**Task description:**
Gather all lines containing the string "verwekkers" and copy them out.

**Data to process:**
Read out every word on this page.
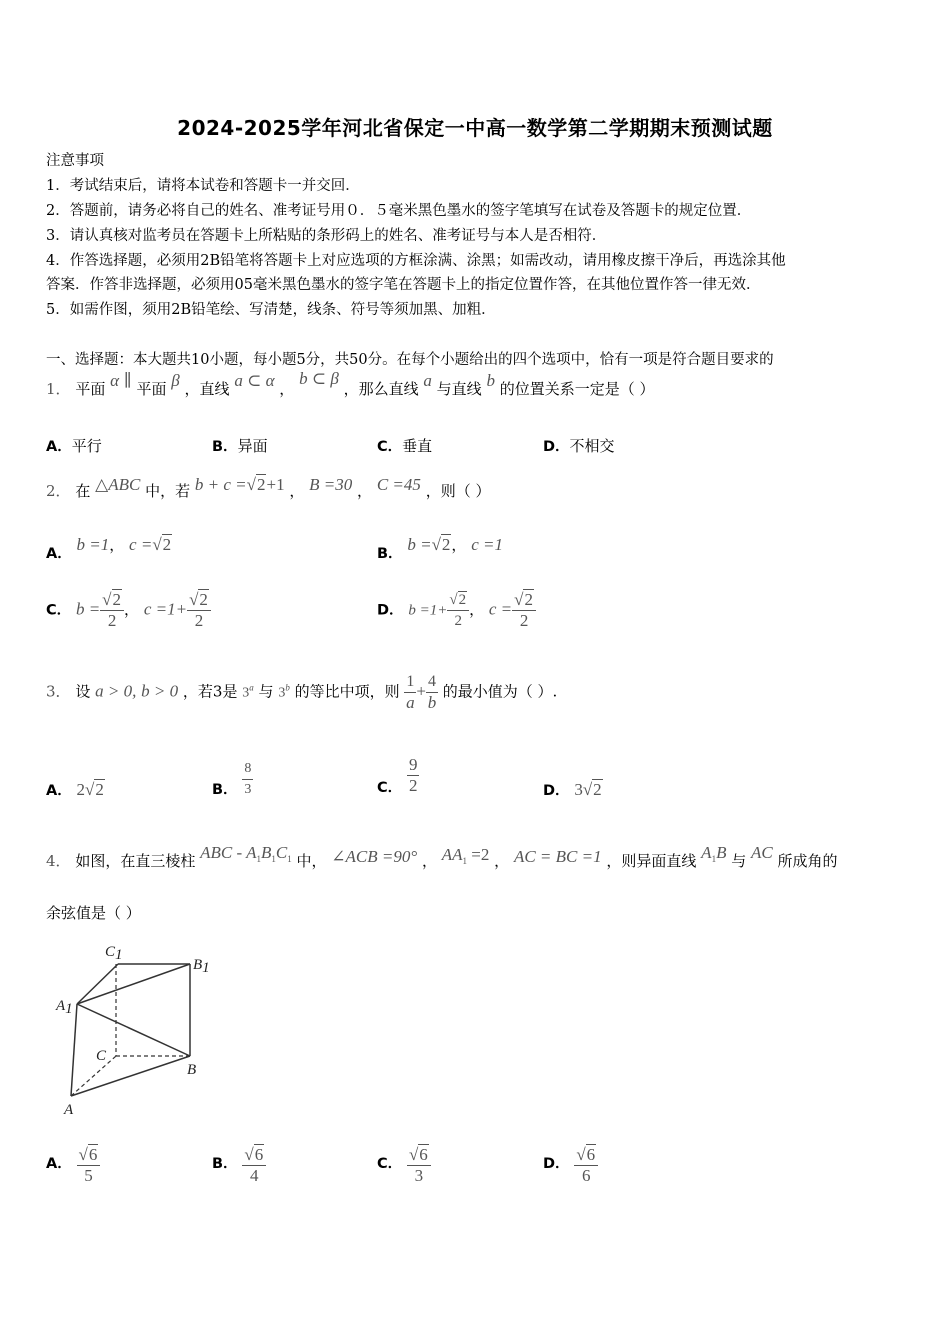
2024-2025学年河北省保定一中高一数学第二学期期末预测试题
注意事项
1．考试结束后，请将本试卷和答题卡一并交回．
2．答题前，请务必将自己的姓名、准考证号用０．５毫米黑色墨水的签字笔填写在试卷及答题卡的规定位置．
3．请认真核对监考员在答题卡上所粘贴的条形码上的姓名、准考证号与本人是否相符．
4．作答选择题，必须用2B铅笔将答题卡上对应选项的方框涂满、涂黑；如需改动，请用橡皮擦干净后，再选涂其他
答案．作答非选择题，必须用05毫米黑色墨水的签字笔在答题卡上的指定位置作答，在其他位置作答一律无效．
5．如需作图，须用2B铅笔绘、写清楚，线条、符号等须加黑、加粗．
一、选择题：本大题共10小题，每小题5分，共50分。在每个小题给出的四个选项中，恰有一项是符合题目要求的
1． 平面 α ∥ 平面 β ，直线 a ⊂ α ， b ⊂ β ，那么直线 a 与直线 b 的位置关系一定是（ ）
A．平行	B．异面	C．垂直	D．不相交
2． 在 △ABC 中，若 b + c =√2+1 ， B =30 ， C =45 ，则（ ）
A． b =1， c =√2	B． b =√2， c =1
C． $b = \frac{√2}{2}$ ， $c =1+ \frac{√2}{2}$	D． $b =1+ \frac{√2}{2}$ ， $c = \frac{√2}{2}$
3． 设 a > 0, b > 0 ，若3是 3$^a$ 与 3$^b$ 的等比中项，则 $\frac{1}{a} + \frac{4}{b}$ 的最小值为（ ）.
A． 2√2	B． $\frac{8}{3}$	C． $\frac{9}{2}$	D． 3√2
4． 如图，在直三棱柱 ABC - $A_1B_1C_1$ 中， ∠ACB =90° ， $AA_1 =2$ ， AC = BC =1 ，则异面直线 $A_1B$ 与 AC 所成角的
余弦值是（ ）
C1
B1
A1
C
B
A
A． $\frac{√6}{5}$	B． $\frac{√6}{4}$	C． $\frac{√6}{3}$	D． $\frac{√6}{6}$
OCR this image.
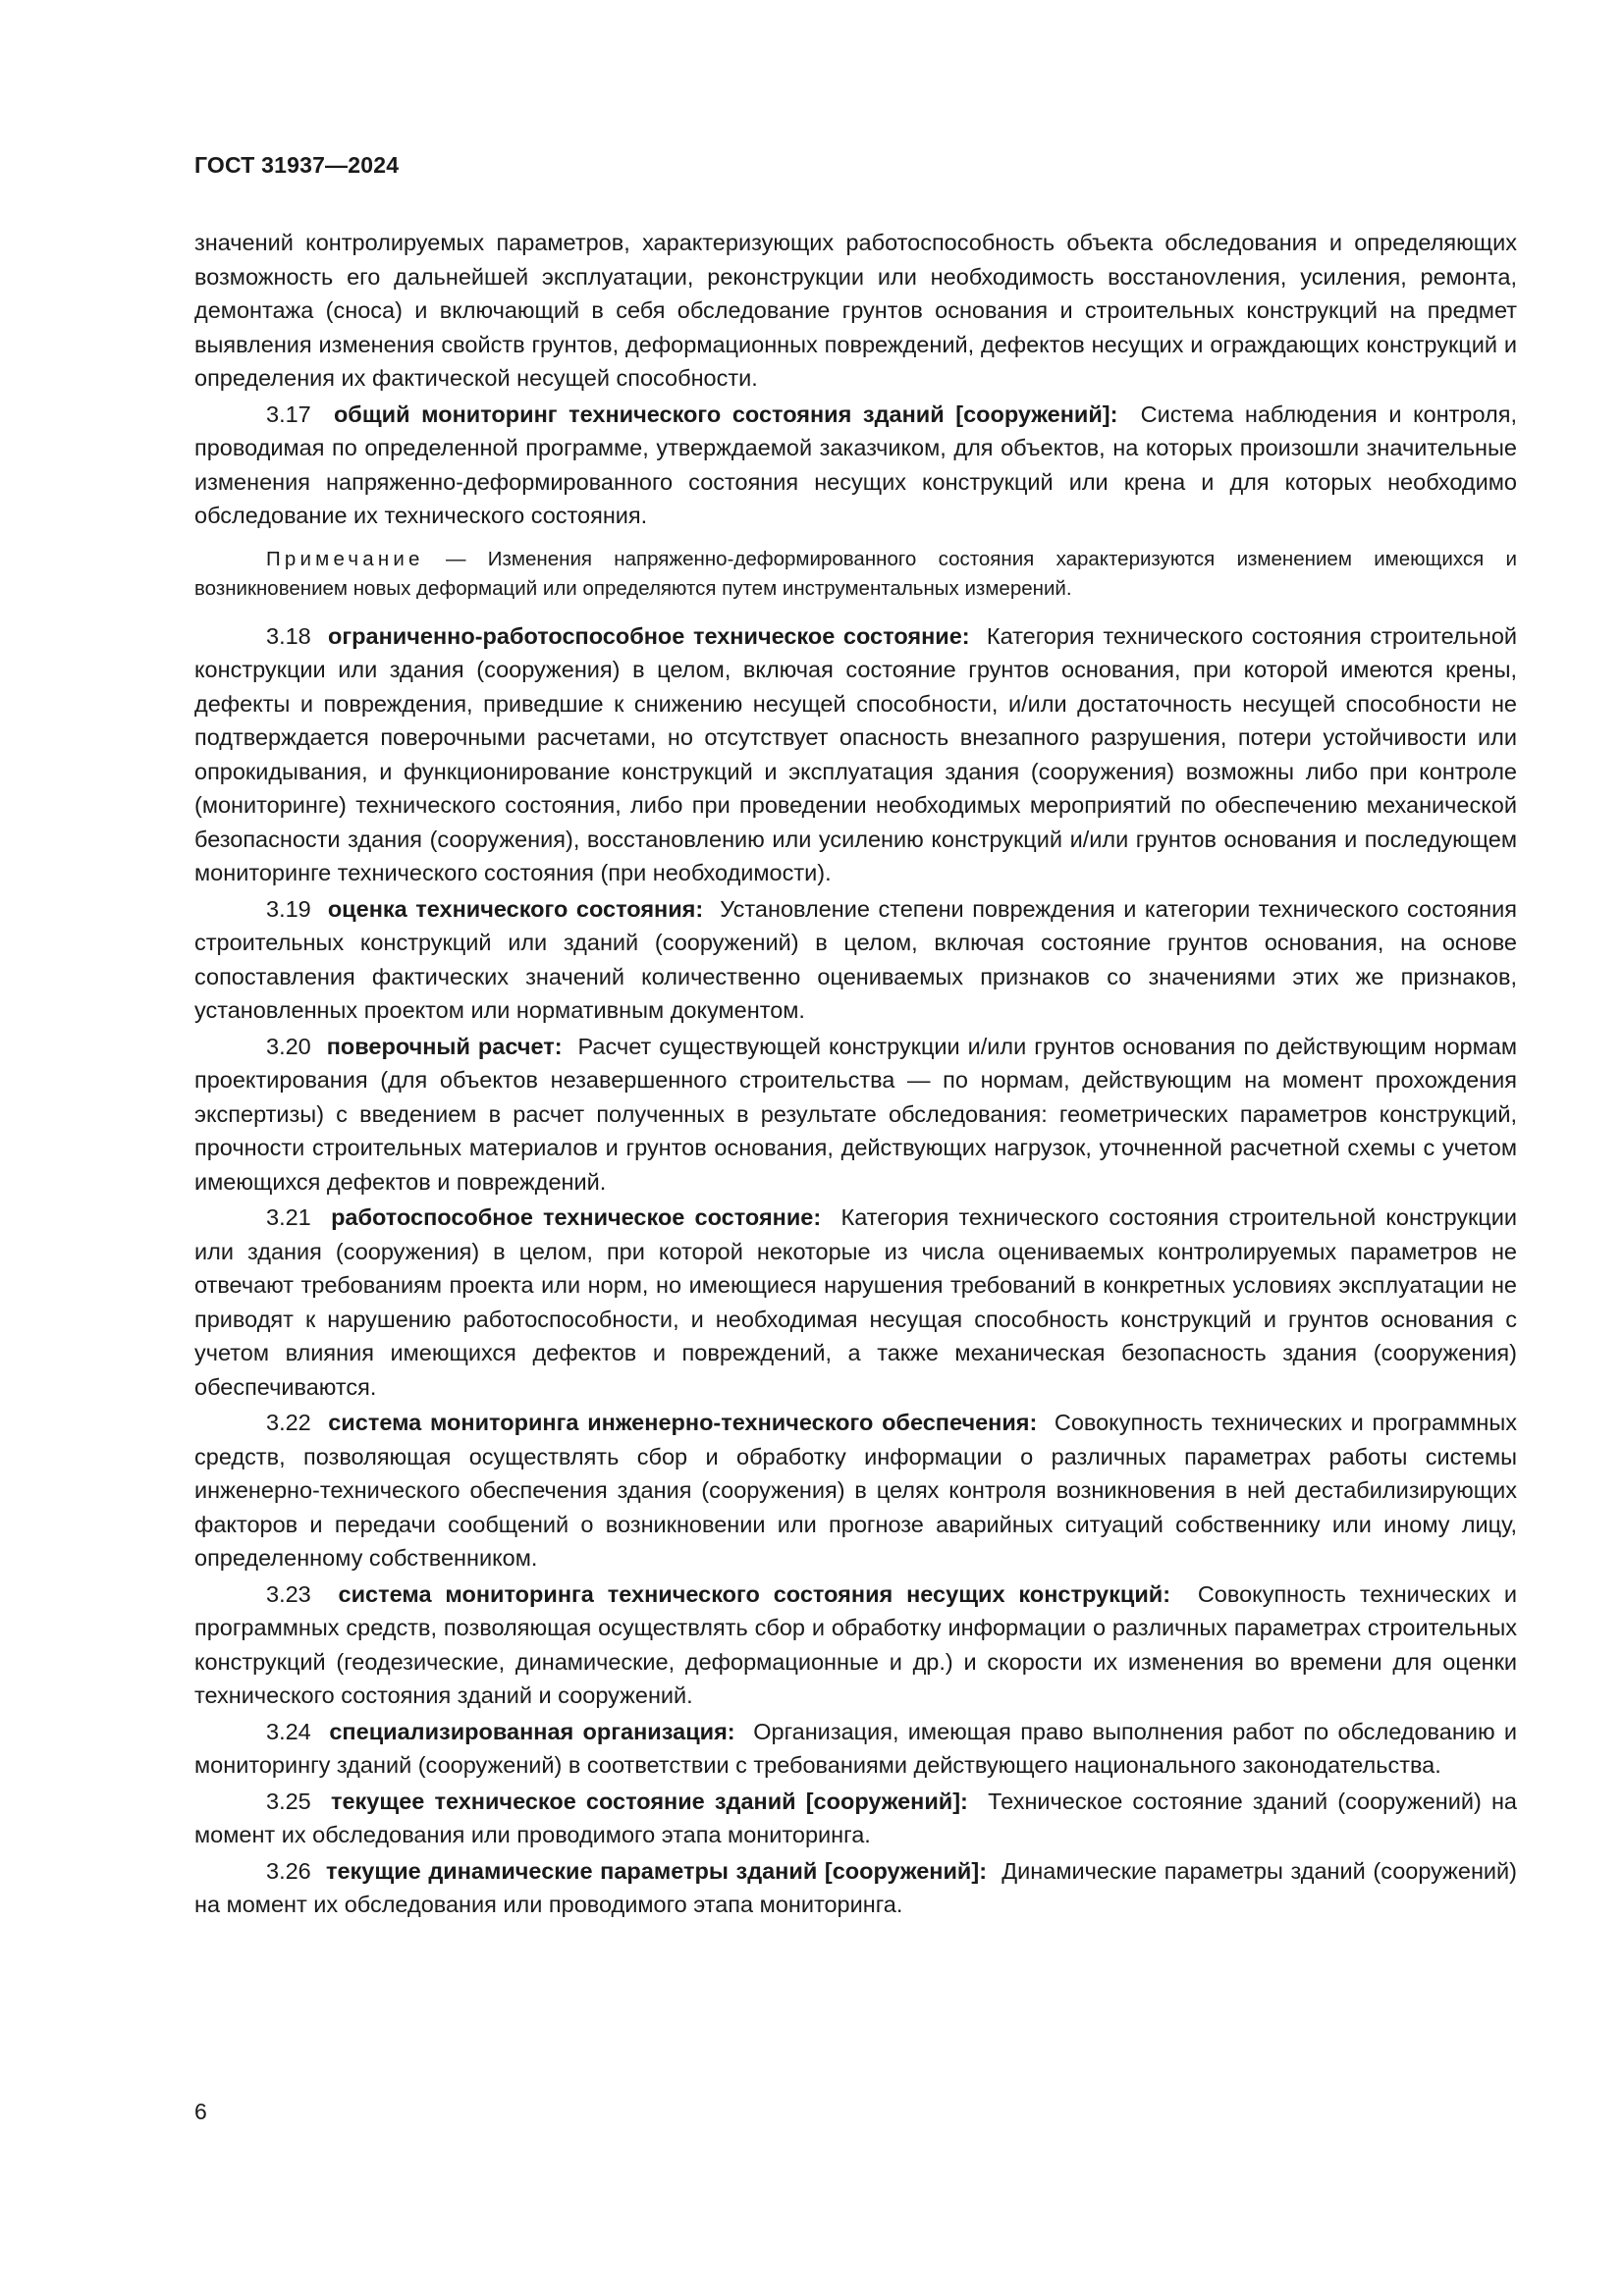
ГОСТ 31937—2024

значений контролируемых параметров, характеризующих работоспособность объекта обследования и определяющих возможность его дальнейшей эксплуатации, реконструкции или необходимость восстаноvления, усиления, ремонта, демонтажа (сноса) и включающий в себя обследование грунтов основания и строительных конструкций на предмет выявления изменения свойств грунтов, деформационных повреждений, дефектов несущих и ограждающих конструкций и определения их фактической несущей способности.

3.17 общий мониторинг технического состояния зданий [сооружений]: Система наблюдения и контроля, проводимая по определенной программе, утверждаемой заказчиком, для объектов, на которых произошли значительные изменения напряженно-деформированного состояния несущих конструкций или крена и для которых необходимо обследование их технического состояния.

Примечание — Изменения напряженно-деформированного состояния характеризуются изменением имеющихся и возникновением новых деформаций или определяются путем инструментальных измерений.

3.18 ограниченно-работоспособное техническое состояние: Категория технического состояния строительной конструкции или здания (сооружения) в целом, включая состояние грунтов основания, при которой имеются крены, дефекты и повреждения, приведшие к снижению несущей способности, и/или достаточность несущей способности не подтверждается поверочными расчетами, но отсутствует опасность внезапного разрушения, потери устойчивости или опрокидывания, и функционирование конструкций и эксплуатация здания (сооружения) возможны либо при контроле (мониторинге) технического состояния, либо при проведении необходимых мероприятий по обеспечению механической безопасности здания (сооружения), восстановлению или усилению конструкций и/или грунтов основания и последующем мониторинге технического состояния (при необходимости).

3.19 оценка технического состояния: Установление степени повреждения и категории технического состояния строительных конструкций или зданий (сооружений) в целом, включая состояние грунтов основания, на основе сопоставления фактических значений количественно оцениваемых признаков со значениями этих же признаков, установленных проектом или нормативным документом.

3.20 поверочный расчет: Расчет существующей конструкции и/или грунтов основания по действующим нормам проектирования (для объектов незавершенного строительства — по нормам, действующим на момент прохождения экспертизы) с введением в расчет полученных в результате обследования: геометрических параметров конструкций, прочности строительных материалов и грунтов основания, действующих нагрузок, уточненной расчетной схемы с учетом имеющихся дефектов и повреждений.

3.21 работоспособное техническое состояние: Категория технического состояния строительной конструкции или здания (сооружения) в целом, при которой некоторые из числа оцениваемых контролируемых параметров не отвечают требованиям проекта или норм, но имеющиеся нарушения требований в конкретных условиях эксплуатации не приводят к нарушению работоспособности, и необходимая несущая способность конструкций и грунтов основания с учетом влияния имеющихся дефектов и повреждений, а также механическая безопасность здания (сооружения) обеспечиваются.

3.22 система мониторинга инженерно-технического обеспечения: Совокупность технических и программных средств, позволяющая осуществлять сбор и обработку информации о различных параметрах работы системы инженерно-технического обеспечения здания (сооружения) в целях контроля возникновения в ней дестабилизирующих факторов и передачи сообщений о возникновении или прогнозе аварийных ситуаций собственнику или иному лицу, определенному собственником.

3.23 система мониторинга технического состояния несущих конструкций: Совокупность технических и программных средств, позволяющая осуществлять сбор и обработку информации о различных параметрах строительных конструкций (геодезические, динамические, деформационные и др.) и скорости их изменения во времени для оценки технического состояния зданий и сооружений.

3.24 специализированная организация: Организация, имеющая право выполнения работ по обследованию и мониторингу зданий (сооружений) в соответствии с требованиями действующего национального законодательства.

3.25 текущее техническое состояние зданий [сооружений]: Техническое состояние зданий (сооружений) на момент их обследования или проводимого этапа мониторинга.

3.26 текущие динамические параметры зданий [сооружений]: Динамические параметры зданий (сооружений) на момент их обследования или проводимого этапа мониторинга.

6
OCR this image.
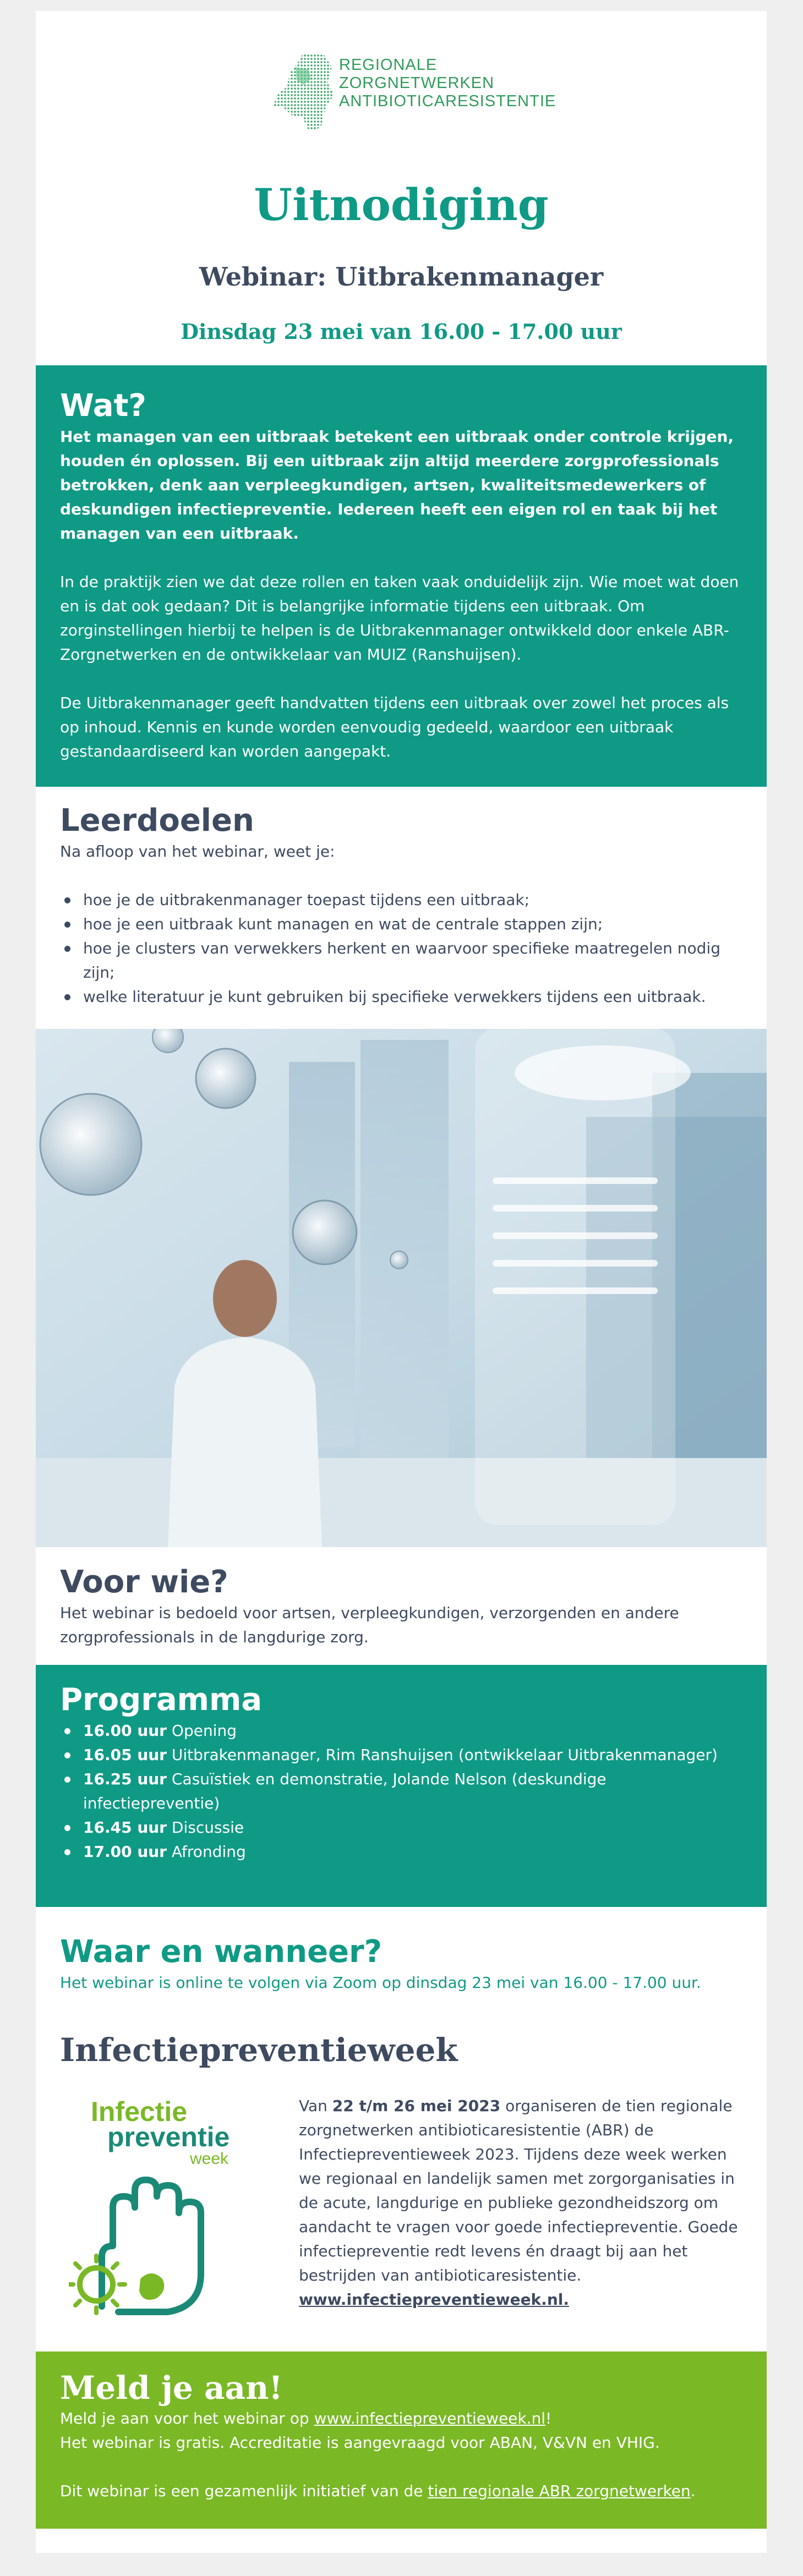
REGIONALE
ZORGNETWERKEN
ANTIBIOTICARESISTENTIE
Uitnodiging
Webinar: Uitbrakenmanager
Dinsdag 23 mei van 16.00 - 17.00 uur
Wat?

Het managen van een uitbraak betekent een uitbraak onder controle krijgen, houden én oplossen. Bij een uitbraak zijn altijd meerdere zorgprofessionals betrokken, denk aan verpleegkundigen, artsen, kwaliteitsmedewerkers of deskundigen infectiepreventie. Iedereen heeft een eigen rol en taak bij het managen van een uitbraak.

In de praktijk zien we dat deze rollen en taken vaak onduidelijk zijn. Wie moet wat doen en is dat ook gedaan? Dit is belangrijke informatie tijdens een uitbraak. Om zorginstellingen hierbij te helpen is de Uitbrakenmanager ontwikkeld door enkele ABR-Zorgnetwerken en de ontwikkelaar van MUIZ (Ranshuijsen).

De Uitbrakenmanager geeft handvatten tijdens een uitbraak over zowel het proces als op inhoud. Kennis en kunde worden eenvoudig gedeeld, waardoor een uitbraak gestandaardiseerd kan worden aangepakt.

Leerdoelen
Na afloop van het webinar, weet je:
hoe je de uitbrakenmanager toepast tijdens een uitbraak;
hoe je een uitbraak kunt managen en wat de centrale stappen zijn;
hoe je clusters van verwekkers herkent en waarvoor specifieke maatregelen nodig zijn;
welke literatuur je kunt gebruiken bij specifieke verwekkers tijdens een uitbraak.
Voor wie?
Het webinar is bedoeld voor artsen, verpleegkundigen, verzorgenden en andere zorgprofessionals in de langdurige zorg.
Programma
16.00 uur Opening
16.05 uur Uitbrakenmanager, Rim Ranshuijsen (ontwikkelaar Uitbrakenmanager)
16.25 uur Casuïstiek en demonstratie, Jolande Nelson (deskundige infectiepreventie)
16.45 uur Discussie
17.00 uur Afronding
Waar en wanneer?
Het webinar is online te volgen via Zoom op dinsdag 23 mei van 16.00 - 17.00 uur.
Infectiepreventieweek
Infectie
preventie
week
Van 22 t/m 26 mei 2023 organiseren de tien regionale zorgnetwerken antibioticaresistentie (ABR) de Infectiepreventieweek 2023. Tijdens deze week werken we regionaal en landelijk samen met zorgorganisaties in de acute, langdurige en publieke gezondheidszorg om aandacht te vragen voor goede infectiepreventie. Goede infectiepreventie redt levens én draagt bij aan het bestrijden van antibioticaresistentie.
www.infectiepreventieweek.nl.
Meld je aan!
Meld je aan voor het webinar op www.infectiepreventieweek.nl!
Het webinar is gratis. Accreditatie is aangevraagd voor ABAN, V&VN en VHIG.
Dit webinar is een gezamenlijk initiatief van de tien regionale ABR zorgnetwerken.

**Answer for this exercise:**
hoe je clusters van verwekkers herkent en waarvoor specifieke maatregelen nodig zijn;
welke literatuur je kunt gebruiken bij specifieke verwekkers tijdens een uitbraak.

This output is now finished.